Take from the listing each line that has the string "character".

(Dataset items)
-- Begin --
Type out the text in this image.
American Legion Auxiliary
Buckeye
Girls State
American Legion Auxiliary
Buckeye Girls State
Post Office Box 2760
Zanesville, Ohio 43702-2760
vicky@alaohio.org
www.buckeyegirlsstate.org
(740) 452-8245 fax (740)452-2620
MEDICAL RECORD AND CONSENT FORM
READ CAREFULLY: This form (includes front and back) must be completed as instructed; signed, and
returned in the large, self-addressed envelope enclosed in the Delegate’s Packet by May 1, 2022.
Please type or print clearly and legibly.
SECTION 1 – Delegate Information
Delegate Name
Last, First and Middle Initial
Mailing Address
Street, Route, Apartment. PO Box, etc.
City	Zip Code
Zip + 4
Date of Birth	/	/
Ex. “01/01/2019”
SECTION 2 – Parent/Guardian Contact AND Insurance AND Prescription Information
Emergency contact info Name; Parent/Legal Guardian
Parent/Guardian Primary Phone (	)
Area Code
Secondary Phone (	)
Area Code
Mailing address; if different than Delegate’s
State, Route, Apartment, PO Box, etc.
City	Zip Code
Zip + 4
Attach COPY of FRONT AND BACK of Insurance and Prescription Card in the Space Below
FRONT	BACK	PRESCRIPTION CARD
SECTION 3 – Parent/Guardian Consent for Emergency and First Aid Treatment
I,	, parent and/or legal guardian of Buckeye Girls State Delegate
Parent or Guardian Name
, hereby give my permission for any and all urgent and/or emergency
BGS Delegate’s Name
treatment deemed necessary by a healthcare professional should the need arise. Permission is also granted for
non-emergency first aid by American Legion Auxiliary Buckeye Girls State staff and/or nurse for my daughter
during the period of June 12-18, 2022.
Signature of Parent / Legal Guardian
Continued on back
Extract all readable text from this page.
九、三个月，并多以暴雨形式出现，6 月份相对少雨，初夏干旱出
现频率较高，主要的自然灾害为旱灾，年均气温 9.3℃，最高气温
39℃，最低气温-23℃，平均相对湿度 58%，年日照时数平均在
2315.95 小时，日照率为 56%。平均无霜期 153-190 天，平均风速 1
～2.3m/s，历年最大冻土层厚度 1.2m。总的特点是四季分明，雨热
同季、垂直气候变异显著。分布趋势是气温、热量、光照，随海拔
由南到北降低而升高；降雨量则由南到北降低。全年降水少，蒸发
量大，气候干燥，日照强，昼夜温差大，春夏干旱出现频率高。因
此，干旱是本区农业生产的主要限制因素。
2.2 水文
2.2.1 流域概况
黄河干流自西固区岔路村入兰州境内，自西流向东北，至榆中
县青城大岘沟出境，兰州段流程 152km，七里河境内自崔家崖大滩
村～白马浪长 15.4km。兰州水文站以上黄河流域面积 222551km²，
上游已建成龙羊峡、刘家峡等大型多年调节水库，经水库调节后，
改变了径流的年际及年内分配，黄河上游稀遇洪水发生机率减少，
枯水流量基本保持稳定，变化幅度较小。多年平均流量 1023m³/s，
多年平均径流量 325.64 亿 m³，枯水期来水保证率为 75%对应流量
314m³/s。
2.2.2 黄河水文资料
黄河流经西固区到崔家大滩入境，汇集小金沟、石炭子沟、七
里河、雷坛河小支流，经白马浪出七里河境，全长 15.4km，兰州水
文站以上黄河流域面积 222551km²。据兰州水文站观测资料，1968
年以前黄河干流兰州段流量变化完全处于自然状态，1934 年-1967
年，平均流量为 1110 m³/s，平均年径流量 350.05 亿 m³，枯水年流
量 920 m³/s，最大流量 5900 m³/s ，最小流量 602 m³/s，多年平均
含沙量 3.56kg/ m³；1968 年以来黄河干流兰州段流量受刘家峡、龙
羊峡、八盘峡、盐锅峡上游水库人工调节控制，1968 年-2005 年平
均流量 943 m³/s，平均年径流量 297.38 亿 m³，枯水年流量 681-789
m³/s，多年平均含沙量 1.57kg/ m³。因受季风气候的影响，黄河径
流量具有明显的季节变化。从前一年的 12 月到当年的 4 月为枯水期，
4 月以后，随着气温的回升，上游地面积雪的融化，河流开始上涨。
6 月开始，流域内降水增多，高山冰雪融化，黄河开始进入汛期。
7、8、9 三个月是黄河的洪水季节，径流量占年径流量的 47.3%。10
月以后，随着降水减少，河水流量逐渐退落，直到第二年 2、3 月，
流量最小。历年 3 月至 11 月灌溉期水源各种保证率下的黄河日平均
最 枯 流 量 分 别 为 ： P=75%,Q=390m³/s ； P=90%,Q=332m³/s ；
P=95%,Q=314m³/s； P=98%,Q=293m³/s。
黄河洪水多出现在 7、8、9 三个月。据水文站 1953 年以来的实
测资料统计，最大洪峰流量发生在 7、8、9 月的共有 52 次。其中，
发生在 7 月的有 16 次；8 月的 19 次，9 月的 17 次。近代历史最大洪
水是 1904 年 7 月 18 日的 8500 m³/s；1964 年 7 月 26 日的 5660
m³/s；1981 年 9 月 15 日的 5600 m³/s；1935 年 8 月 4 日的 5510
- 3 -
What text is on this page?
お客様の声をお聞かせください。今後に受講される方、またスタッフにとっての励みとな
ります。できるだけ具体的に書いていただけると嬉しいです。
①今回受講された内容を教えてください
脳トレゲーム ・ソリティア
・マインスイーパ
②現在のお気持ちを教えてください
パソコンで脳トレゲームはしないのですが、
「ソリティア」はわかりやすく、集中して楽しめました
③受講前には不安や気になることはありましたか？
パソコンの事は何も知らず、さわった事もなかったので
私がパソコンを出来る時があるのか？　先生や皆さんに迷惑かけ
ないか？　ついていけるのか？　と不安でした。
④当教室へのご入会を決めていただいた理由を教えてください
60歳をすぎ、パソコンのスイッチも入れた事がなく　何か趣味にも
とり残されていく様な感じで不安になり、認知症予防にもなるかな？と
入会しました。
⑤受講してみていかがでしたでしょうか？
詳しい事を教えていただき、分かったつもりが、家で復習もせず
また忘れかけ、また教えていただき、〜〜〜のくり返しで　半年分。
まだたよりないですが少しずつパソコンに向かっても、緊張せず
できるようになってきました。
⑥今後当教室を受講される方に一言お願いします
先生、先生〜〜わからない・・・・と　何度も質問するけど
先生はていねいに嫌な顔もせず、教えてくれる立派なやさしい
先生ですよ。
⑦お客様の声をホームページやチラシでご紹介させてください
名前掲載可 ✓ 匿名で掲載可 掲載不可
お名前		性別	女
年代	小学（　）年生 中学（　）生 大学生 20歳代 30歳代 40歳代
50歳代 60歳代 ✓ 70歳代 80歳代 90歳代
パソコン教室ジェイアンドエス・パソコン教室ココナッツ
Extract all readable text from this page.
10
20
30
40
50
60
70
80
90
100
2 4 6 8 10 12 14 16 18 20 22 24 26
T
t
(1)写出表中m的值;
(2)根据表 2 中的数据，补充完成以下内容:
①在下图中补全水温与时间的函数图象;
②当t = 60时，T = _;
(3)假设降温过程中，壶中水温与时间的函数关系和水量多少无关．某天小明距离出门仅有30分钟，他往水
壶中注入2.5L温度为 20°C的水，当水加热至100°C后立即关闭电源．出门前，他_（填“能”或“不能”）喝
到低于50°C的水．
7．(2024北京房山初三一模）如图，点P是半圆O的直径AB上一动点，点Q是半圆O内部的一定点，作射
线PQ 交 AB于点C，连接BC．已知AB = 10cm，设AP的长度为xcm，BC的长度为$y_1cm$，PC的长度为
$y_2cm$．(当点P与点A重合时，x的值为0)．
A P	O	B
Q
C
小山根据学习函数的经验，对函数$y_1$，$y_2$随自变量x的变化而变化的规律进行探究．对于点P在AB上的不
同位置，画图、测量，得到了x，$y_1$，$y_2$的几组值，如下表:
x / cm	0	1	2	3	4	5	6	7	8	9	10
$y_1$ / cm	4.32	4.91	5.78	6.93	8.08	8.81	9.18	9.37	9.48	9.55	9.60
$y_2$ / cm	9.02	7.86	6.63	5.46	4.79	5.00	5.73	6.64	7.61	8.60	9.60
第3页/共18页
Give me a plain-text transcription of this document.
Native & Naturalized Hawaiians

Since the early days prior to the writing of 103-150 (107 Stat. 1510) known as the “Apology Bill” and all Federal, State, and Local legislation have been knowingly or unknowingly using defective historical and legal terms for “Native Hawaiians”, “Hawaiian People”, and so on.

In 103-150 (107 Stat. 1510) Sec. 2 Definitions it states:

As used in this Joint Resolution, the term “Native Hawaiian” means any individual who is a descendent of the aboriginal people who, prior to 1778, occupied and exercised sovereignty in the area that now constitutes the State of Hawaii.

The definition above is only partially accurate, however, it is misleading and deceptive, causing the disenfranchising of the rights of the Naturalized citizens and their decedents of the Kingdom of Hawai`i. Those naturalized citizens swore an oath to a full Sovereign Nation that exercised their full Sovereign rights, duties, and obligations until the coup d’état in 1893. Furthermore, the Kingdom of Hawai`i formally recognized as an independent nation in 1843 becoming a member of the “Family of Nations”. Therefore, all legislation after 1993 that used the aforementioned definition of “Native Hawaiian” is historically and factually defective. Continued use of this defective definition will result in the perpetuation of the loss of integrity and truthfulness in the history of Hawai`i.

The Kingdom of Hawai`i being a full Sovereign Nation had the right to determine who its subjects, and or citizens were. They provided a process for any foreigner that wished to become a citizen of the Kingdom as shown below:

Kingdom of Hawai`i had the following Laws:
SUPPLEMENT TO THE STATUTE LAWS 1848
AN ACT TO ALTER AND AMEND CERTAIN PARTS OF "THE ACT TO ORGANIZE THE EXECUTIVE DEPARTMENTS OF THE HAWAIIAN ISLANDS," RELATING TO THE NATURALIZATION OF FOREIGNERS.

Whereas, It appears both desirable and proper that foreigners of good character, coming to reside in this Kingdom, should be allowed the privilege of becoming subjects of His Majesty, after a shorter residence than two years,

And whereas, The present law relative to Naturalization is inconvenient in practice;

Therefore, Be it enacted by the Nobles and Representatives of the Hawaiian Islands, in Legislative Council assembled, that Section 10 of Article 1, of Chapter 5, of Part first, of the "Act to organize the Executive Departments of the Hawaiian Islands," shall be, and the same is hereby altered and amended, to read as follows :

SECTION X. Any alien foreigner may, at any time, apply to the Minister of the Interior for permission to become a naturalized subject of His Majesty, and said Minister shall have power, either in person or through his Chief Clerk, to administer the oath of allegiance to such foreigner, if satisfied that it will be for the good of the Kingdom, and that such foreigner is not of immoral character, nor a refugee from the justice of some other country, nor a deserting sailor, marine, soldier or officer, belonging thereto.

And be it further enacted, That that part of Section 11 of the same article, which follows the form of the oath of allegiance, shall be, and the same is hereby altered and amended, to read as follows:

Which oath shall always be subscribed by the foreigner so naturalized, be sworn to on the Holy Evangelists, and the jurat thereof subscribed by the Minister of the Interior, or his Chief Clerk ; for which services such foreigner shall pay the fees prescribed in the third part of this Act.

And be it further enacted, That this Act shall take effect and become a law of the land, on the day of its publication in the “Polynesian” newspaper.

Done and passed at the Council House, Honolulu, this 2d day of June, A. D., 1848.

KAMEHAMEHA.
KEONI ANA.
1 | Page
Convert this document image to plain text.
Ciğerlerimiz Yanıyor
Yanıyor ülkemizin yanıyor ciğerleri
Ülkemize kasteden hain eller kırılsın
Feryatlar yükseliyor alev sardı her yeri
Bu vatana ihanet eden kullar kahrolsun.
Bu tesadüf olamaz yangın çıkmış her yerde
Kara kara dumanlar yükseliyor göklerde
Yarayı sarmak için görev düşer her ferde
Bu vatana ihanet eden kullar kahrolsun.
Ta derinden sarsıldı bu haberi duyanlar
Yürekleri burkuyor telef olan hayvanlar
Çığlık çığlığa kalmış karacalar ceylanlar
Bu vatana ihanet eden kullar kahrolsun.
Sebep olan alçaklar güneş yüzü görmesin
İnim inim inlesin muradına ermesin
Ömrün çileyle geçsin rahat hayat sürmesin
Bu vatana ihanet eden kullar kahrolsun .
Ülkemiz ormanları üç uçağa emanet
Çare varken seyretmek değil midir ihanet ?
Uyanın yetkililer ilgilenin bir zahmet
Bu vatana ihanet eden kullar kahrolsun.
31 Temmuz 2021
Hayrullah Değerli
-- End --
- Result of this task
Whereas, It appears both desirable and proper that foreigners of good character, coming to reside in this Kingdom, should be allowed the privilege of becoming subjects of His Majesty, after a shorter residence than two years,
SECTION X. Any alien foreigner may, at any time, apply to the Minister of the Interior for permission to become a naturalized subject of His Majesty, and said Minister shall have power, either in person or through his Chief Clerk, to administer the oath of allegiance to such foreigner, if satisfied that it will be for the good of the Kingdom, and that such foreigner is not of immoral character, nor a refugee from the justice of some other country, nor a deserting sailor, marine, soldier or officer, belonging thereto.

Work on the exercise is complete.